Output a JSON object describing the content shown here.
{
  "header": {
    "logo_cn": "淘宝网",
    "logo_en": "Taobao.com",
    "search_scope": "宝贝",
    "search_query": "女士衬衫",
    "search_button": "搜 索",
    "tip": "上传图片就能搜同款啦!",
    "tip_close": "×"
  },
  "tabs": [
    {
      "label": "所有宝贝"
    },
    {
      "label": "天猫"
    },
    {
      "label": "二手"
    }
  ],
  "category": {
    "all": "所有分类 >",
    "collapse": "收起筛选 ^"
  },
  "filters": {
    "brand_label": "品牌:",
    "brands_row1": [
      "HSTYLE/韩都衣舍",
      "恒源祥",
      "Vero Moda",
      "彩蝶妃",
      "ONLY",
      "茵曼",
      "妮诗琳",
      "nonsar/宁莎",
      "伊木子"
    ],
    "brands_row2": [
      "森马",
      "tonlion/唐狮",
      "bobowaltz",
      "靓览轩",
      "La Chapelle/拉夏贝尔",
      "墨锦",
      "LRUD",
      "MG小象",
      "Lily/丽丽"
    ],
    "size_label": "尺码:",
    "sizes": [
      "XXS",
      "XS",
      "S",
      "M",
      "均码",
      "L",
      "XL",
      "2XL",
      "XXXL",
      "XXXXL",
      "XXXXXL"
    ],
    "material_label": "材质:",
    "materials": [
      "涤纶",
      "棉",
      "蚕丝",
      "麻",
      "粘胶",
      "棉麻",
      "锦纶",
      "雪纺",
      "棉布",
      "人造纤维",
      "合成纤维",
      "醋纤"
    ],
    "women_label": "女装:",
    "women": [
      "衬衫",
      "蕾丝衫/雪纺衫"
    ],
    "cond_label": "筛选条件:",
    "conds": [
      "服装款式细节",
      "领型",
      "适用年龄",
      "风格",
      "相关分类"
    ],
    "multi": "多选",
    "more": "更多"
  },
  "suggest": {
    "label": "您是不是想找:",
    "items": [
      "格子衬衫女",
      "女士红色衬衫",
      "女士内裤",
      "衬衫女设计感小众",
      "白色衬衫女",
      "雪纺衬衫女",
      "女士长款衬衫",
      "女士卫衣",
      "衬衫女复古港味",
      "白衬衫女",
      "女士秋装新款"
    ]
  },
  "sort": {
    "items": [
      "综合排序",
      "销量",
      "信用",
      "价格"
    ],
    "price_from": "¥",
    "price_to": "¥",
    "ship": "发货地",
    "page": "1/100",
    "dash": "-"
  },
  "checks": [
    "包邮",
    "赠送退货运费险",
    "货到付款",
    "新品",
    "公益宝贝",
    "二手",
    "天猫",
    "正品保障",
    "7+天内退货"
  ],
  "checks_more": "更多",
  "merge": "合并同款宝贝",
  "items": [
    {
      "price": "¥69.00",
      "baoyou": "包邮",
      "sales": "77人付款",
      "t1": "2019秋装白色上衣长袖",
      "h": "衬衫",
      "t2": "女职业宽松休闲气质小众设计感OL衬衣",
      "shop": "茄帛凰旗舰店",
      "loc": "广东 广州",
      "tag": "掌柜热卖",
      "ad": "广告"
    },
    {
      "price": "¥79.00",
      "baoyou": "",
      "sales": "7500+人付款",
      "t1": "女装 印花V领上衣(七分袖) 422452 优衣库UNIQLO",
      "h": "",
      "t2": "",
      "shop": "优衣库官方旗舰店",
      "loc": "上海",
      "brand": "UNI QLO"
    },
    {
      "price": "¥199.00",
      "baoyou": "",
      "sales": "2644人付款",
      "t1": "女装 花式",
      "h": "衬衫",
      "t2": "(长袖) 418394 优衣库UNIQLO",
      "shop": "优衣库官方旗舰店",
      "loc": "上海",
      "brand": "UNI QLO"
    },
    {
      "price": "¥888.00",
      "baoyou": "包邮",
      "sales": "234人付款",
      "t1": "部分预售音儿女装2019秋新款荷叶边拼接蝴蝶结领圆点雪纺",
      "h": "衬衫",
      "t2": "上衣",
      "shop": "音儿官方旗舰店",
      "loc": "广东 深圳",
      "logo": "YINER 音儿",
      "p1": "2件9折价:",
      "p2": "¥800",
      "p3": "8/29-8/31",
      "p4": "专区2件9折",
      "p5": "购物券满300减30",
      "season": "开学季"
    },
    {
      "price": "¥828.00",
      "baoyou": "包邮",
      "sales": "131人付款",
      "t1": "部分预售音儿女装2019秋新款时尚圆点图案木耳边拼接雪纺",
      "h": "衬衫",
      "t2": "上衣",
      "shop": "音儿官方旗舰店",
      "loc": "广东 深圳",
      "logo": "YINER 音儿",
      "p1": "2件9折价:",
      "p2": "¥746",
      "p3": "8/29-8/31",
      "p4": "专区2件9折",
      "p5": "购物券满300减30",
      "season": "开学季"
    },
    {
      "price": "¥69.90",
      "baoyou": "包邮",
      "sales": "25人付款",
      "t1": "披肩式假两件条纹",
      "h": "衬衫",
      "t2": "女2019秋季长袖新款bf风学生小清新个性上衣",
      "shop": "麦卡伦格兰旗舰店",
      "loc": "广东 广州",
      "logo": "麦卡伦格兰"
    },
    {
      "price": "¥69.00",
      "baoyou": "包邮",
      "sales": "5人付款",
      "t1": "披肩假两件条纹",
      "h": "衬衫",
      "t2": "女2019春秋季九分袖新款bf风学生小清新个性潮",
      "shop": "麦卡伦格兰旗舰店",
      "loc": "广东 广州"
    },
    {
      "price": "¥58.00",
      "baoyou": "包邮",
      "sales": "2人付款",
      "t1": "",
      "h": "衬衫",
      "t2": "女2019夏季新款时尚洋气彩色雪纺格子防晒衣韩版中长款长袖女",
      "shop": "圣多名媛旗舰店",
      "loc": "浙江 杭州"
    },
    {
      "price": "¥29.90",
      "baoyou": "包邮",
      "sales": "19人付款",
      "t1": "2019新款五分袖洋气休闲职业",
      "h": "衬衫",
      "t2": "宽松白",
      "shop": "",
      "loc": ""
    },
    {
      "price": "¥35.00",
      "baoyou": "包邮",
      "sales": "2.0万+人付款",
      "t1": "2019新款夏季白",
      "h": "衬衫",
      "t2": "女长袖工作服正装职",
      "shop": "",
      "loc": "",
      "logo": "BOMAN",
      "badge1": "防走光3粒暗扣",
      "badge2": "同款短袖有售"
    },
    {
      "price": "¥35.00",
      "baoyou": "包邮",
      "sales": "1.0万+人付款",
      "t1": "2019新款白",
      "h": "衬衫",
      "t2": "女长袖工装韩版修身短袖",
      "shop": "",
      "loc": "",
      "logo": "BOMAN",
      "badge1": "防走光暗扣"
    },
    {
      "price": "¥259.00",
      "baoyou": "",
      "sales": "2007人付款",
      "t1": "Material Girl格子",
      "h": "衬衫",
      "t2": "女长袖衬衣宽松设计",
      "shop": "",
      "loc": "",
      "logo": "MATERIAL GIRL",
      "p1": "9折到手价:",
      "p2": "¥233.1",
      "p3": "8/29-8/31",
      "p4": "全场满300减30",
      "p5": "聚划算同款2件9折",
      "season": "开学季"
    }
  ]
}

■ ■ ■

Each line in the material above must be retyped without alteration.

*Output of the task:*
Output a JSON object describing the content shown here.
{
  "header": {
    "logo_cn": "淘宝网",
    "logo_en": "Taobao.com",
    "search_scope": "宝贝",
    "search_query": "女士衬衫",
    "search_button": "搜 索",
    "tip": "上传图片就能搜同款啦!",
    "tip_close": "×"
  },
  "tabs": [
    {
      "label": "所有宝贝"
    },
    {
      "label": "天猫"
    },
    {
      "label": "二手"
    }
  ],
  "category": {
    "all": "所有分类 >",
    "collapse": "收起筛选 ^"
  },
  "filters": {
    "brand_label": "品牌:",
    "brands_row1": [
      "HSTYLE/韩都衣舍",
      "恒源祥",
      "Vero Moda",
      "彩蝶妃",
      "ONLY",
      "茵曼",
      "妮诗琳",
      "nonsar/宁莎",
      "伊木子"
    ],
    "brands_row2": [
      "森马",
      "tonlion/唐狮",
      "bobowaltz",
      "靓览轩",
      "La Chapelle/拉夏贝尔",
      "墨锦",
      "LRUD",
      "MG小象",
      "Lily/丽丽"
    ],
    "size_label": "尺码:",
    "sizes": [
      "XXS",
      "XS",
      "S",
      "M",
      "均码",
      "L",
      "XL",
      "2XL",
      "XXXL",
      "XXXXL",
      "XXXXXL"
    ],
    "material_label": "材质:",
    "materials": [
      "涤纶",
      "棉",
      "蚕丝",
      "麻",
      "粘胶",
      "棉麻",
      "锦纶",
      "雪纺",
      "棉布",
      "人造纤维",
      "合成纤维",
      "醋纤"
    ],
    "women_label": "女装:",
    "women": [
      "衬衫",
      "蕾丝衫/雪纺衫"
    ],
    "cond_label": "筛选条件:",
    "conds": [
      "服装款式细节",
      "领型",
      "适用年龄",
      "风格",
      "相关分类"
    ],
    "multi": "多选",
    "more": "更多"
  },
  "suggest": {
    "label": "您是不是想找:",
    "items": [
      "格子衬衫女",
      "女士红色衬衫",
      "女士内裤",
      "衬衫女设计感小众",
      "白色衬衫女",
      "雪纺衬衫女",
      "女士长款衬衫",
      "女士卫衣",
      "衬衫女复古港味",
      "白衬衫女",
      "女士秋装新款"
    ]
  },
  "sort": {
    "items": [
      "综合排序",
      "销量",
      "信用",
      "价格"
    ],
    "price_from": "¥",
    "price_to": "¥",
    "ship": "发货地",
    "page": "1/100",
    "dash": "-"
  },
  "checks": [
    "包邮",
    "赠送退货运费险",
    "货到付款",
    "新品",
    "公益宝贝",
    "二手",
    "天猫",
    "正品保障",
    "7+天内退货"
  ],
  "checks_more": "更多",
  "merge": "合并同款宝贝",
  "items": [
    {
      "price": "¥69.00",
      "baoyou": "包邮",
      "sales": "77人付款",
      "t1": "2019秋装白色上衣长袖",
      "h": "衬衫",
      "t2": "女职业宽松休闲气质小众设计感OL衬衣",
      "shop": "茄帛凰旗舰店",
      "loc": "广东 广州",
      "tag": "掌柜热卖",
      "ad": "广告"
    },
    {
      "price": "¥79.00",
      "baoyou": "",
      "sales": "7500+人付款",
      "t1": "女装 印花V领上衣(七分袖) 422452 优衣库UNIQLO",
      "h": "",
      "t2": "",
      "shop": "优衣库官方旗舰店",
      "loc": "上海",
      "brand": "UNI QLO"
    },
    {
      "price": "¥199.00",
      "baoyou": "",
      "sales": "2644人付款",
      "t1": "女装 花式",
      "h": "衬衫",
      "t2": "(长袖) 418394 优衣库UNIQLO",
      "shop": "优衣库官方旗舰店",
      "loc": "上海",
      "brand": "UNI QLO"
    },
    {
      "price": "¥888.00",
      "baoyou": "包邮",
      "sales": "234人付款",
      "t1": "部分预售音儿女装2019秋新款荷叶边拼接蝴蝶结领圆点雪纺",
      "h": "衬衫",
      "t2": "上衣",
      "shop": "音儿官方旗舰店",
      "loc": "广东 深圳",
      "logo": "YINER 音儿",
      "p1": "2件9折价:",
      "p2": "¥800",
      "p3": "8/29-8/31",
      "p4": "专区2件9折",
      "p5": "购物券满300减30",
      "season": "开学季"
    },
    {
      "price": "¥828.00",
      "baoyou": "包邮",
      "sales": "131人付款",
      "t1": "部分预售音儿女装2019秋新款时尚圆点图案木耳边拼接雪纺",
      "h": "衬衫",
      "t2": "上衣",
      "shop": "音儿官方旗舰店",
      "loc": "广东 深圳",
      "logo": "YINER 音儿",
      "p1": "2件9折价:",
      "p2": "¥746",
      "p3": "8/29-8/31",
      "p4": "专区2件9折",
      "p5": "购物券满300减30",
      "season": "开学季"
    },
    {
      "price": "¥69.90",
      "baoyou": "包邮",
      "sales": "25人付款",
      "t1": "披肩式假两件条纹",
      "h": "衬衫",
      "t2": "女2019秋季长袖新款bf风学生小清新个性上衣",
      "shop": "麦卡伦格兰旗舰店",
      "loc": "广东 广州",
      "logo": "麦卡伦格兰"
    },
    {
      "price": "¥69.00",
      "baoyou": "包邮",
      "sales": "5人付款",
      "t1": "披肩假两件条纹",
      "h": "衬衫",
      "t2": "女2019春秋季九分袖新款bf风学生小清新个性潮",
      "shop": "麦卡伦格兰旗舰店",
      "loc": "广东 广州"
    },
    {
      "price": "¥58.00",
      "baoyou": "包邮",
      "sales": "2人付款",
      "t1": "",
      "h": "衬衫",
      "t2": "女2019夏季新款时尚洋气彩色雪纺格子防晒衣韩版中长款长袖女",
      "shop": "圣多名媛旗舰店",
      "loc": "浙江 杭州"
    },
    {
      "price": "¥29.90",
      "baoyou": "包邮",
      "sales": "19人付款",
      "t1": "2019新款五分袖洋气休闲职业",
      "h": "衬衫",
      "t2": "宽松白",
      "shop": "",
      "loc": ""
    },
    {
      "price": "¥35.00",
      "baoyou": "包邮",
      "sales": "2.0万+人付款",
      "t1": "2019新款夏季白",
      "h": "衬衫",
      "t2": "女长袖工作服正装职",
      "shop": "",
      "loc": "",
      "logo": "BOMAN",
      "badge1": "防走光3粒暗扣",
      "badge2": "同款短袖有售"
    },
    {
      "price": "¥35.00",
      "baoyou": "包邮",
      "sales": "1.0万+人付款",
      "t1": "2019新款白",
      "h": "衬衫",
      "t2": "女长袖工装韩版修身短袖",
      "shop": "",
      "loc": "",
      "logo": "BOMAN",
      "badge1": "防走光暗扣"
    },
    {
      "price": "¥259.00",
      "baoyou": "",
      "sales": "2007人付款",
      "t1": "Material Girl格子",
      "h": "衬衫",
      "t2": "女长袖衬衣宽松设计",
      "shop": "",
      "loc": "",
      "logo": "MATERIAL GIRL",
      "p1": "9折到手价:",
      "p2": "¥233.1",
      "p3": "8/29-8/31",
      "p4": "全场满300减30",
      "p5": "聚划算同款2件9折",
      "season": "开学季"
    }
  ]
}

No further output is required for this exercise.